_GIVEN INFORMATION_

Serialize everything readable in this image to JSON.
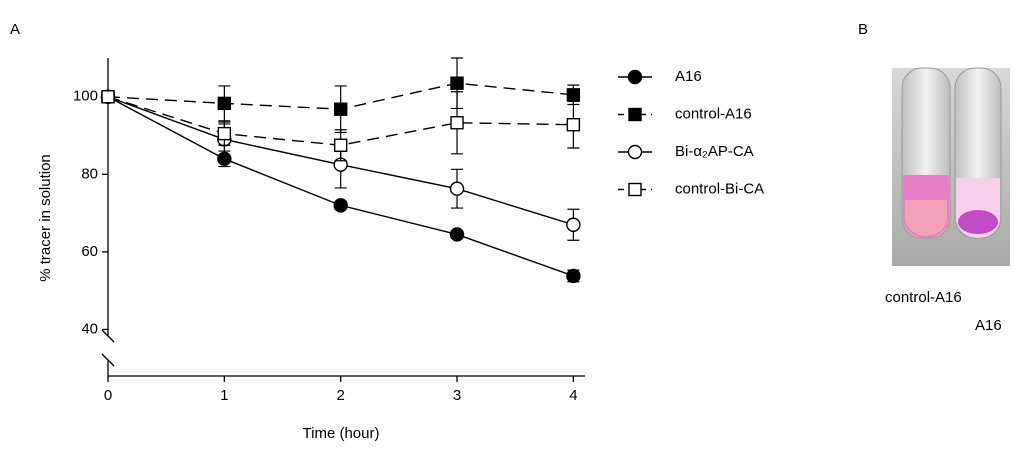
{
  "panel_labels": [
    "A",
    "B"
  ],
  "chart_data": {
    "type": "line",
    "x_label": "Time (hour)",
    "y_label": "% tracer in solution",
    "x": [
      0,
      1,
      2,
      3,
      4
    ],
    "xlim": [
      0,
      4.1
    ],
    "xticks": [
      0,
      1,
      2,
      3,
      4
    ],
    "ylim": [
      28,
      110
    ],
    "yticks": [
      40,
      60,
      80,
      100
    ],
    "series": [
      {
        "name": "A16",
        "color": "#000000",
        "line_style": "solid",
        "marker": "circle",
        "filled": true,
        "values": [
          100,
          84,
          72,
          64.5,
          53.8
        ],
        "errors": [
          0,
          2,
          1,
          1,
          1.5
        ]
      },
      {
        "name": "control-A16",
        "color": "#000000",
        "line_style": "dashed",
        "marker": "square",
        "filled": true,
        "values": [
          100,
          98.3,
          96.8,
          103.5,
          100.5
        ],
        "errors": [
          0,
          4.5,
          6,
          6.5,
          2.5
        ]
      },
      {
        "name": "Bi-α₂AP-CA",
        "color": "#000000",
        "line_style": "solid",
        "marker": "circle",
        "filled": false,
        "values": [
          100,
          89,
          82.5,
          76.3,
          67
        ],
        "errors": [
          0,
          4,
          6,
          5,
          4
        ]
      },
      {
        "name": "control-Bi-CA",
        "color": "#000000",
        "line_style": "dashed",
        "marker": "square",
        "filled": false,
        "values": [
          100,
          90.5,
          87.5,
          93.3,
          92.8
        ],
        "errors": [
          0,
          3,
          4,
          8,
          6
        ]
      }
    ]
  },
  "panel_b": {
    "labels": [
      "control-A16",
      "A16"
    ]
  }
}
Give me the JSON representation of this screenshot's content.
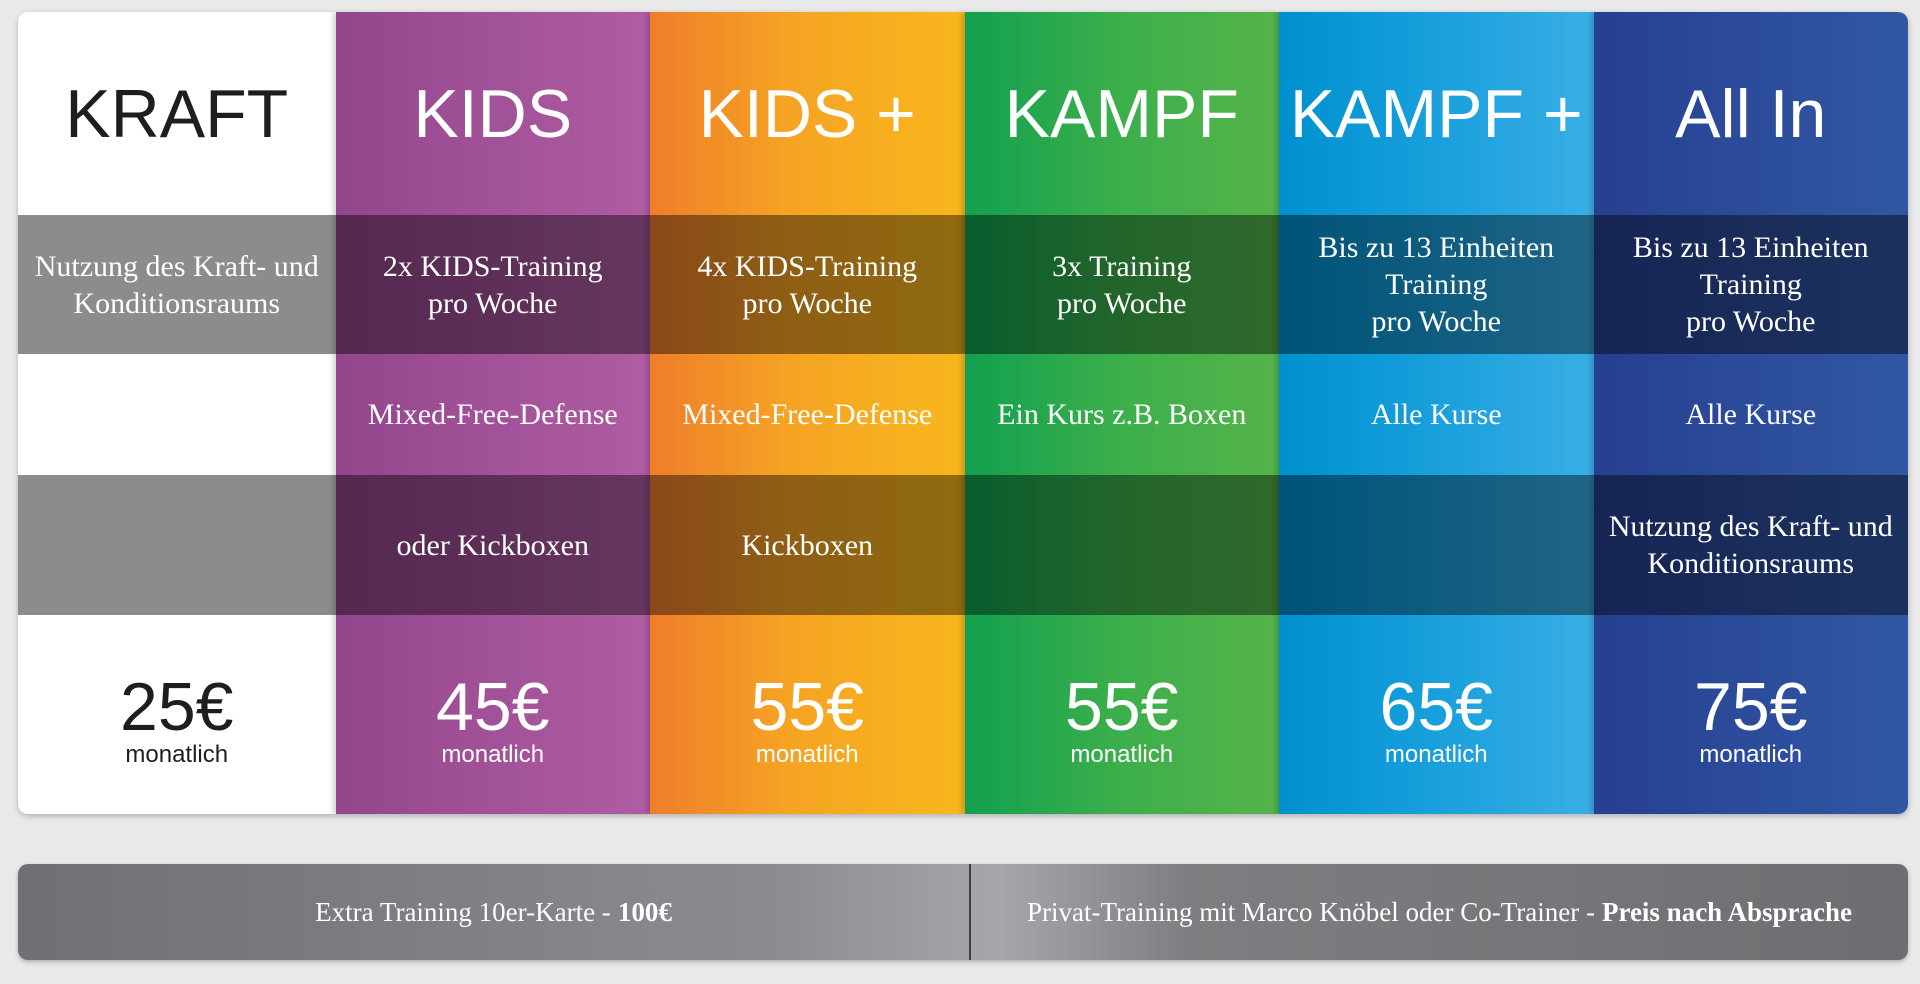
{
  "plans": [
    {
      "key": "kraft",
      "title": "KRAFT",
      "row1": "Nutzung des Kraft- und\nKonditionsraums",
      "row2": "",
      "row3": "",
      "price": "25€",
      "period": "monatlich",
      "color": "#ffffff"
    },
    {
      "key": "kids",
      "title": "KIDS",
      "row1": "2x KIDS-Training\npro Woche",
      "row2": "Mixed-Free-Defense",
      "row3": "oder Kickboxen",
      "price": "45€",
      "period": "monatlich",
      "color": "#a9559c"
    },
    {
      "key": "kidsplus",
      "title": "KIDS +",
      "row1": "4x KIDS-Training\npro Woche",
      "row2": "Mixed-Free-Defense",
      "row3": "Kickboxen",
      "price": "55€",
      "period": "monatlich",
      "color": "#f6a423"
    },
    {
      "key": "kampf",
      "title": "KAMPF",
      "row1": "3x Training\npro Woche",
      "row2": "Ein Kurs z.B. Boxen",
      "row3": "",
      "price": "55€",
      "period": "monatlich",
      "color": "#3caf4b"
    },
    {
      "key": "kampfplus",
      "title": "KAMPF +",
      "row1": "Bis zu 13 Einheiten\nTraining\npro Woche",
      "row2": "Alle Kurse",
      "row3": "",
      "price": "65€",
      "period": "monatlich",
      "color": "#169edb"
    },
    {
      "key": "allin",
      "title": "All In",
      "row1": "Bis zu 13 Einheiten\nTraining\npro Woche",
      "row2": "Alle Kurse",
      "row3": "Nutzung des Kraft- und\nKonditionsraums",
      "price": "75€",
      "period": "monatlich",
      "color": "#2c4c9b"
    }
  ],
  "footer": {
    "left_text": "Extra Training 10er-Karte -",
    "left_bold": "100€",
    "right_text": "Privat-Training mit Marco Knöbel oder Co-Trainer -",
    "right_bold": "Preis nach Absprache"
  }
}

_THE REQUEST_
Without the pictures, write out the whole listing above exactly as it appears.

_FINISHED EXERCISE_
Serialize everything readable in this image to JSON.
{
  "panel_labels": [
    "A",
    "B"
  ],
  "chart_data": {
    "type": "line",
    "x_label": "Time (hour)",
    "y_label": "% tracer in solution",
    "x": [
      0,
      1,
      2,
      3,
      4
    ],
    "xlim": [
      0,
      4.1
    ],
    "xticks": [
      0,
      1,
      2,
      3,
      4
    ],
    "ylim": [
      28,
      110
    ],
    "yticks": [
      40,
      60,
      80,
      100
    ],
    "series": [
      {
        "name": "A16",
        "color": "#000000",
        "line_style": "solid",
        "marker": "circle",
        "filled": true,
        "values": [
          100,
          84,
          72,
          64.5,
          53.8
        ],
        "errors": [
          0,
          2,
          1,
          1,
          1.5
        ]
      },
      {
        "name": "control-A16",
        "color": "#000000",
        "line_style": "dashed",
        "marker": "square",
        "filled": true,
        "values": [
          100,
          98.3,
          96.8,
          103.5,
          100.5
        ],
        "errors": [
          0,
          4.5,
          6,
          6.5,
          2.5
        ]
      },
      {
        "name": "Bi-α₂AP-CA",
        "color": "#000000",
        "line_style": "solid",
        "marker": "circle",
        "filled": false,
        "values": [
          100,
          89,
          82.5,
          76.3,
          67
        ],
        "errors": [
          0,
          4,
          6,
          5,
          4
        ]
      },
      {
        "name": "control-Bi-CA",
        "color": "#000000",
        "line_style": "dashed",
        "marker": "square",
        "filled": false,
        "values": [
          100,
          90.5,
          87.5,
          93.3,
          92.8
        ],
        "errors": [
          0,
          3,
          4,
          8,
          6
        ]
      }
    ]
  },
  "panel_b": {
    "labels": [
      "control-A16",
      "A16"
    ]
  }
}
Give me the JSON representation of this screenshot's content.
{
  "plans": [
    {
      "key": "kraft",
      "title": "KRAFT",
      "row1": "Nutzung des Kraft- und\nKonditionsraums",
      "row2": "",
      "row3": "",
      "price": "25€",
      "period": "monatlich",
      "color": "#ffffff"
    },
    {
      "key": "kids",
      "title": "KIDS",
      "row1": "2x KIDS-Training\npro Woche",
      "row2": "Mixed-Free-Defense",
      "row3": "oder Kickboxen",
      "price": "45€",
      "period": "monatlich",
      "color": "#a9559c"
    },
    {
      "key": "kidsplus",
      "title": "KIDS +",
      "row1": "4x KIDS-Training\npro Woche",
      "row2": "Mixed-Free-Defense",
      "row3": "Kickboxen",
      "price": "55€",
      "period": "monatlich",
      "color": "#f6a423"
    },
    {
      "key": "kampf",
      "title": "KAMPF",
      "row1": "3x Training\npro Woche",
      "row2": "Ein Kurs z.B. Boxen",
      "row3": "",
      "price": "55€",
      "period": "monatlich",
      "color": "#3caf4b"
    },
    {
      "key": "kampfplus",
      "title": "KAMPF +",
      "row1": "Bis zu 13 Einheiten\nTraining\npro Woche",
      "row2": "Alle Kurse",
      "row3": "",
      "price": "65€",
      "period": "monatlich",
      "color": "#169edb"
    },
    {
      "key": "allin",
      "title": "All In",
      "row1": "Bis zu 13 Einheiten\nTraining\npro Woche",
      "row2": "Alle Kurse",
      "row3": "Nutzung des Kraft- und\nKonditionsraums",
      "price": "75€",
      "period": "monatlich",
      "color": "#2c4c9b"
    }
  ],
  "footer": {
    "left_text": "Extra Training 10er-Karte -",
    "left_bold": "100€",
    "right_text": "Privat-Training mit Marco Knöbel oder Co-Trainer -",
    "right_bold": "Preis nach Absprache"
  }
}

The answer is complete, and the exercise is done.